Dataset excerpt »
★ ★ ★ ★

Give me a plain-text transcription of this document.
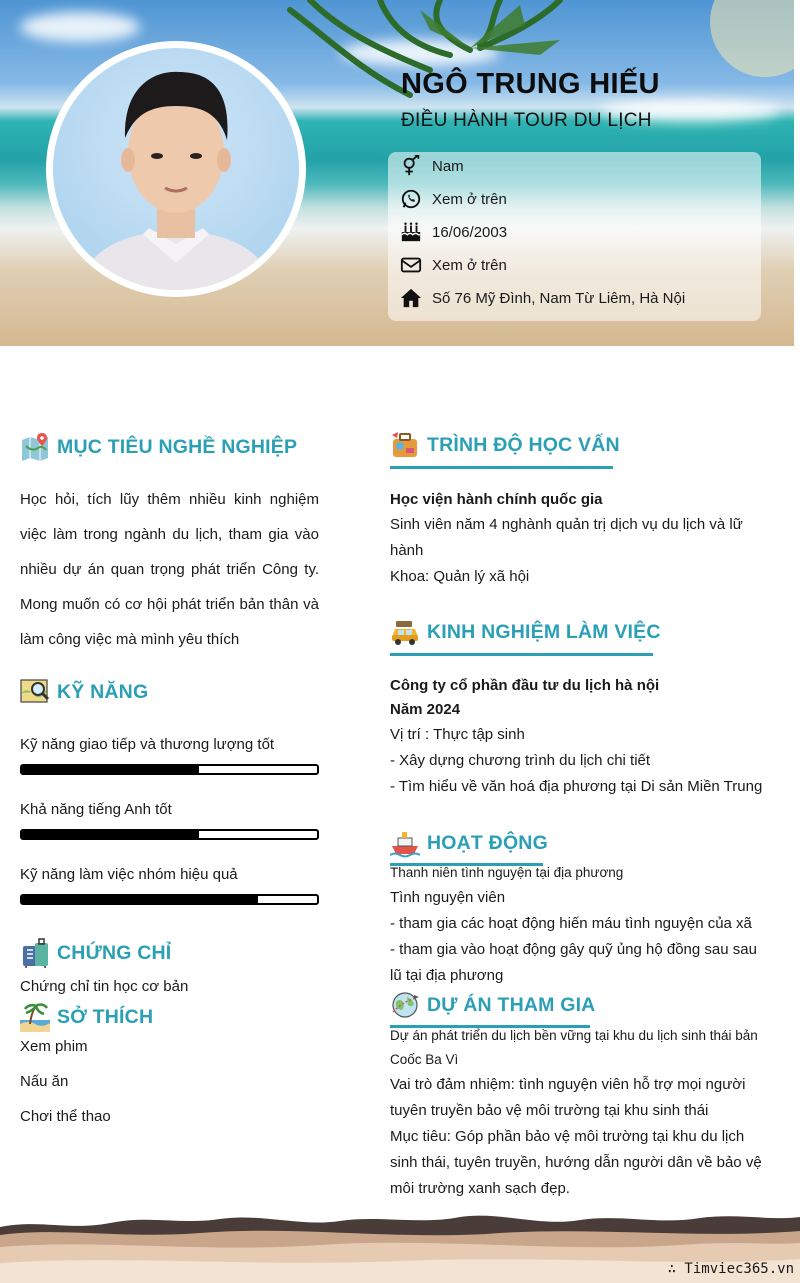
NGÔ TRUNG HIẾU
ĐIỀU HÀNH TOUR DU LỊCH
Nam
Xem ở trên
16/06/2003
Xem ở trên
Số 76 Mỹ Đình, Nam Từ Liêm, Hà Nội
MỤC TIÊU NGHỀ NGHIỆP
Học hỏi, tích lũy thêm nhiều kinh nghiệm việc làm trong ngành du lịch, tham gia vào nhiều dự án quan trọng phát triển Công ty. Mong muốn có cơ hội phát triển bản thân và làm công việc mà mình yêu thích
KỸ NĂNG
Kỹ năng giao tiếp và thương lượng tốt
Khả năng tiếng Anh tốt
Kỹ năng làm việc nhóm hiệu quả
CHỨNG CHỈ
Chứng chỉ tin học cơ bản
SỞ THÍCH
Xem phim
Nấu ăn
Chơi thể thao
TRÌNH ĐỘ HỌC VẤN
Học viện hành chính quốc gia
Sinh viên năm 4 nghành quản trị dịch vụ du lịch và lữ
hành
Khoa: Quản lý xã hội
KINH NGHIỆM LÀM VIỆC
Công ty cổ phần đầu tư du lịch hà nội
Năm 2024
Vị trí : Thực tập sinh
- Xây dựng chương trình du lịch chi tiết
- Tìm hiểu về văn hoá địa phương tại Di sản Miền Trung
HOẠT ĐỘNG
Thanh niên tình nguyện tại địa phương
Tình nguyện viên
- tham gia các hoạt động hiến máu tình nguyện của xã
- tham gia vào hoạt động gây quỹ ủng hộ đồng sau sau
lũ tại địa phương
DỰ ÁN THAM GIA
Dự án phát triển du lịch bền vững tại khu du lịch sinh thái bản
Coốc Ba Vì
Vai trò đảm nhiệm: tình nguyện viên hỗ trợ mọi người
tuyên truyền bảo vệ môi trường tại khu sinh thái
Mục tiêu: Góp phần bảo vệ môi trường tại khu du lịch
sinh thái, tuyên truyền, hướng dẫn người dân về bảo vệ
môi trường xanh sạch đẹp.
∴ Timviec365.vn
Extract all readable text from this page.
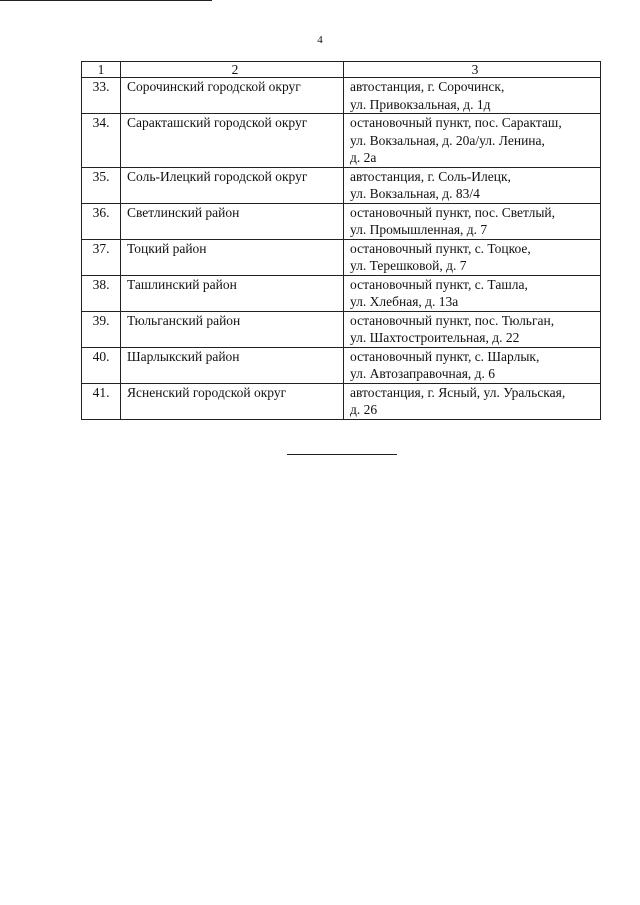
4
1	2	3
33.	Сорочинский городской округ	автостанция, г. Сорочинск,
ул. Привокзальная, д. 1д

34.	Саракташский городской округ	остановочный пункт, пос. Саракташ,
ул. Вокзальная, д. 20а/ул. Ленина,
д. 2а

35.	Соль-Илецкий городской округ	автостанция, г. Соль-Илецк,
ул. Вокзальная, д. 83/4

36.	Светлинский район	остановочный пункт, пос. Светлый,
ул. Промышленная, д. 7

37.	Тоцкий район	остановочный пункт, с. Тоцкое,
ул. Терешковой, д. 7

38.	Ташлинский район	остановочный пункт, с. Ташла,
ул. Хлебная, д. 13а

39.	Тюльганский район	остановочный пункт, пос. Тюльган,
ул. Шахтостроительная, д. 22

40.	Шарлыкский район	остановочный пункт, с. Шарлык,
ул. Автозаправочная, д. 6

41.	Ясненский городской округ	автостанция, г. Ясный, ул. Уральская,
д. 26
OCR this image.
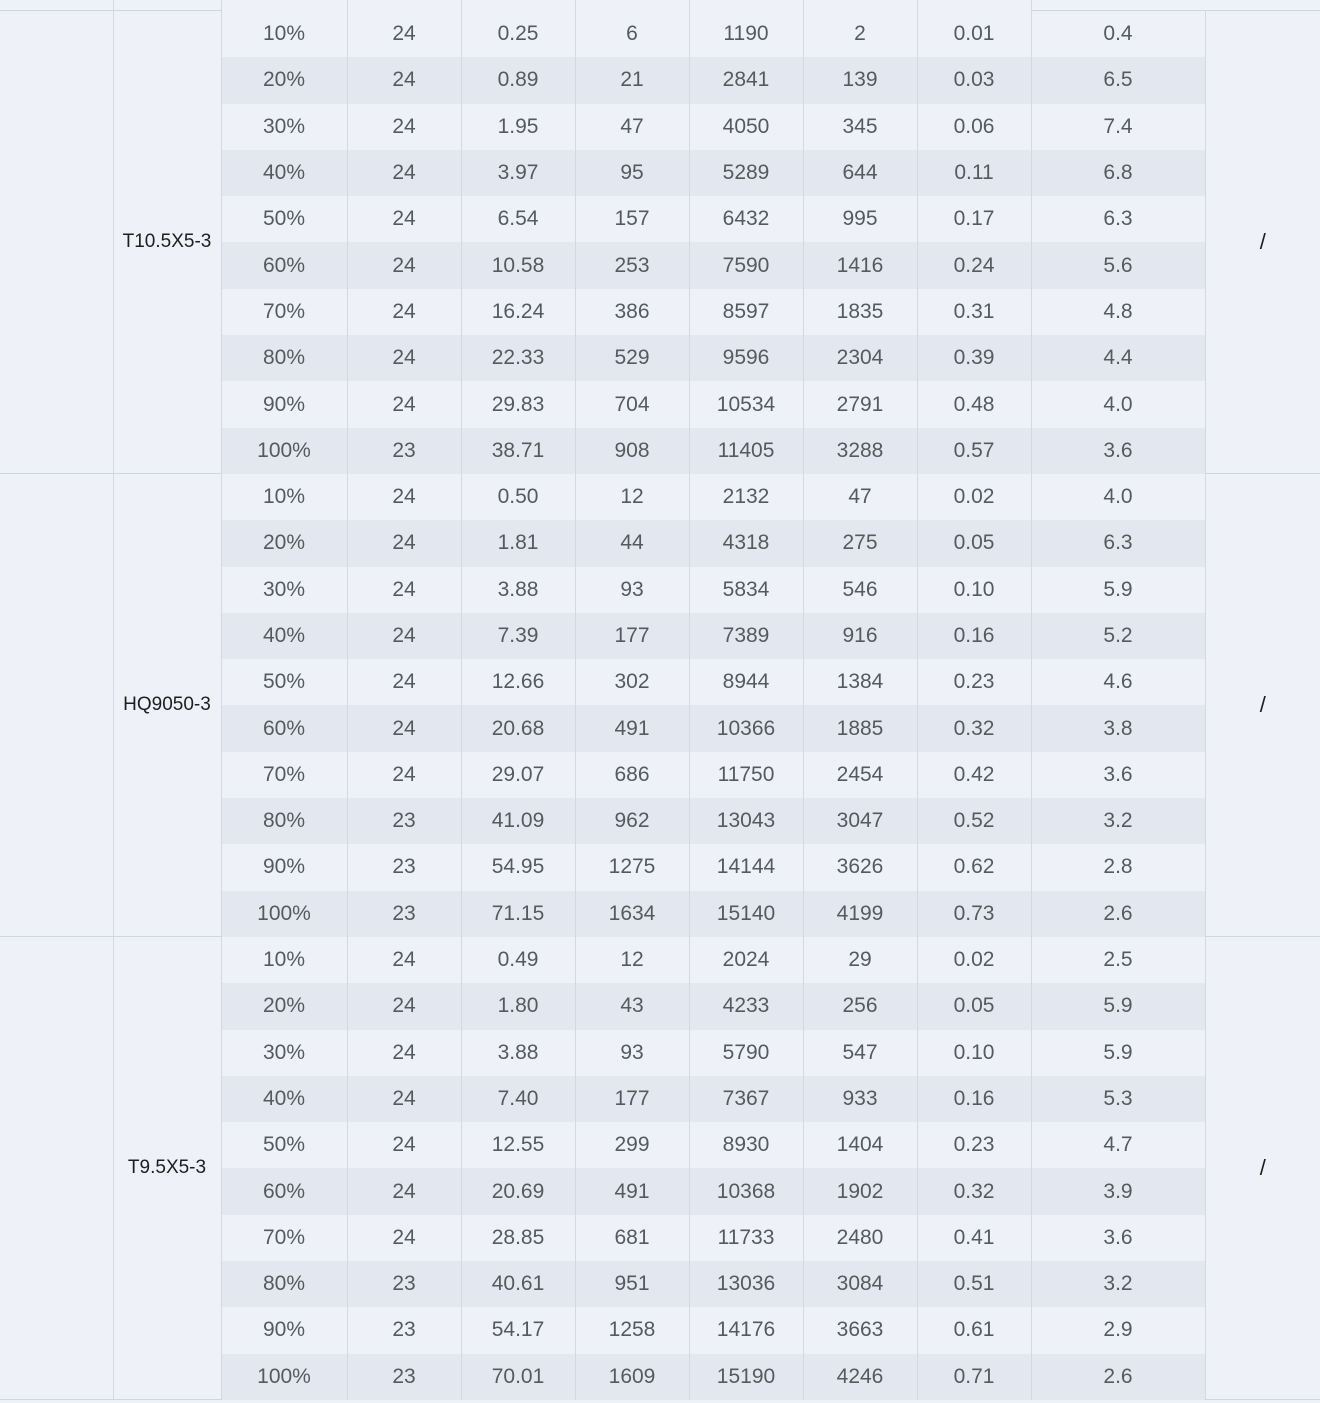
	T10.5X5-3	10%	24	0.25	6	1190	2	0.01	0.4	/
		20%	24	0.89	21	2841	139	0.03	6.5	
		30%	24	1.95	47	4050	345	0.06	7.4	
		40%	24	3.97	95	5289	644	0.11	6.8	
		50%	24	6.54	157	6432	995	0.17	6.3	
		60%	24	10.58	253	7590	1416	0.24	5.6	
		70%	24	16.24	386	8597	1835	0.31	4.8	
		80%	24	22.33	529	9596	2304	0.39	4.4	
		90%	24	29.83	704	10534	2791	0.48	4.0	
		100%	23	38.71	908	11405	3288	0.57	3.6	
	HQ9050-3	10%	24	0.50	12	2132	47	0.02	4.0	/
		20%	24	1.81	44	4318	275	0.05	6.3	
		30%	24	3.88	93	5834	546	0.10	5.9	
		40%	24	7.39	177	7389	916	0.16	5.2	
		50%	24	12.66	302	8944	1384	0.23	4.6	
		60%	24	20.68	491	10366	1885	0.32	3.8	
		70%	24	29.07	686	11750	2454	0.42	3.6	
		80%	23	41.09	962	13043	3047	0.52	3.2	
		90%	23	54.95	1275	14144	3626	0.62	2.8	
		100%	23	71.15	1634	15140	4199	0.73	2.6	
	T9.5X5-3	10%	24	0.49	12	2024	29	0.02	2.5	/
		20%	24	1.80	43	4233	256	0.05	5.9	
		30%	24	3.88	93	5790	547	0.10	5.9	
		40%	24	7.40	177	7367	933	0.16	5.3	
		50%	24	12.55	299	8930	1404	0.23	4.7	
		60%	24	20.69	491	10368	1902	0.32	3.9	
		70%	24	28.85	681	11733	2480	0.41	3.6	
		80%	23	40.61	951	13036	3084	0.51	3.2	
		90%	23	54.17	1258	14176	3663	0.61	2.9	
		100%	23	70.01	1609	15190	4246	0.71	2.6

★ ★ ★ ★

Aim of the exercise » Omit every picture, then reproduce the rest of the listing exactly.

Right answer »
Give me a plain-text transcription of this document.
NGÔ TRUNG HIẾU
ĐIỀU HÀNH TOUR DU LỊCH
Nam
Xem ở trên
16/06/2003
Xem ở trên
Số 76 Mỹ Đình, Nam Từ Liêm, Hà Nội
MỤC TIÊU NGHỀ NGHIỆP
Học hỏi, tích lũy thêm nhiều kinh nghiệm việc làm trong ngành du lịch, tham gia vào nhiều dự án quan trọng phát triển Công ty. Mong muốn có cơ hội phát triển bản thân và làm công việc mà mình yêu thích
KỸ NĂNG
Kỹ năng giao tiếp và thương lượng tốt
Khả năng tiếng Anh tốt
Kỹ năng làm việc nhóm hiệu quả
CHỨNG CHỈ
Chứng chỉ tin học cơ bản
SỞ THÍCH
Xem phim
Nấu ăn
Chơi thể thao
TRÌNH ĐỘ HỌC VẤN
Học viện hành chính quốc gia
Sinh viên năm 4 nghành quản trị dịch vụ du lịch và lữ
hành
Khoa: Quản lý xã hội
KINH NGHIỆM LÀM VIỆC
Công ty cổ phần đầu tư du lịch hà nội
Năm 2024
Vị trí : Thực tập sinh
- Xây dựng chương trình du lịch chi tiết
- Tìm hiểu về văn hoá địa phương tại Di sản Miền Trung
HOẠT ĐỘNG
Thanh niên tình nguyện tại địa phương
Tình nguyện viên
- tham gia các hoạt động hiến máu tình nguyện của xã
- tham gia vào hoạt động gây quỹ ủng hộ đồng sau sau
lũ tại địa phương
DỰ ÁN THAM GIA
Dự án phát triển du lịch bền vững tại khu du lịch sinh thái bản
Coốc Ba Vì
Vai trò đảm nhiệm: tình nguyện viên hỗ trợ mọi người
tuyên truyền bảo vệ môi trường tại khu sinh thái
Mục tiêu: Góp phần bảo vệ môi trường tại khu du lịch
sinh thái, tuyên truyền, hướng dẫn người dân về bảo vệ
môi trường xanh sạch đẹp.
∴ Timviec365.vn
Extract all readable text from this page.
4
1	2	3
33.	Сорочинский городской округ	автостанция, г. Сорочинск,
ул. Привокзальная, д. 1д

34.	Саракташский городской округ	остановочный пункт, пос. Саракташ,
ул. Вокзальная, д. 20а/ул. Ленина,
д. 2а

35.	Соль-Илецкий городской округ	автостанция, г. Соль-Илецк,
ул. Вокзальная, д. 83/4

36.	Светлинский район	остановочный пункт, пос. Светлый,
ул. Промышленная, д. 7

37.	Тоцкий район	остановочный пункт, с. Тоцкое,
ул. Терешковой, д. 7

38.	Ташлинский район	остановочный пункт, с. Ташла,
ул. Хлебная, д. 13а

39.	Тюльганский район	остановочный пункт, пос. Тюльган,
ул. Шахтостроительная, д. 22

40.	Шарлыкский район	остановочный пункт, с. Шарлык,
ул. Автозаправочная, д. 6

41.	Ясненский городской округ	автостанция, г. Ясный, ул. Уральская,
д. 26
OCR this image.
	T10.5X5-3	10%	24	0.25	6	1190	2	0.01	0.4	/
		20%	24	0.89	21	2841	139	0.03	6.5	
		30%	24	1.95	47	4050	345	0.06	7.4	
		40%	24	3.97	95	5289	644	0.11	6.8	
		50%	24	6.54	157	6432	995	0.17	6.3	
		60%	24	10.58	253	7590	1416	0.24	5.6	
		70%	24	16.24	386	8597	1835	0.31	4.8	
		80%	24	22.33	529	9596	2304	0.39	4.4	
		90%	24	29.83	704	10534	2791	0.48	4.0	
		100%	23	38.71	908	11405	3288	0.57	3.6	
	HQ9050-3	10%	24	0.50	12	2132	47	0.02	4.0	/
		20%	24	1.81	44	4318	275	0.05	6.3	
		30%	24	3.88	93	5834	546	0.10	5.9	
		40%	24	7.39	177	7389	916	0.16	5.2	
		50%	24	12.66	302	8944	1384	0.23	4.6	
		60%	24	20.68	491	10366	1885	0.32	3.8	
		70%	24	29.07	686	11750	2454	0.42	3.6	
		80%	23	41.09	962	13043	3047	0.52	3.2	
		90%	23	54.95	1275	14144	3626	0.62	2.8	
		100%	23	71.15	1634	15140	4199	0.73	2.6	
	T9.5X5-3	10%	24	0.49	12	2024	29	0.02	2.5	/
		20%	24	1.80	43	4233	256	0.05	5.9	
		30%	24	3.88	93	5790	547	0.10	5.9	
		40%	24	7.40	177	7367	933	0.16	5.3	
		50%	24	12.55	299	8930	1404	0.23	4.7	
		60%	24	20.69	491	10368	1902	0.32	3.9	
		70%	24	28.85	681	11733	2480	0.41	3.6	
		80%	23	40.61	951	13036	3084	0.51	3.2	
		90%	23	54.17	1258	14176	3663	0.61	2.9	
		100%	23	70.01	1609	15190	4246	0.71	2.6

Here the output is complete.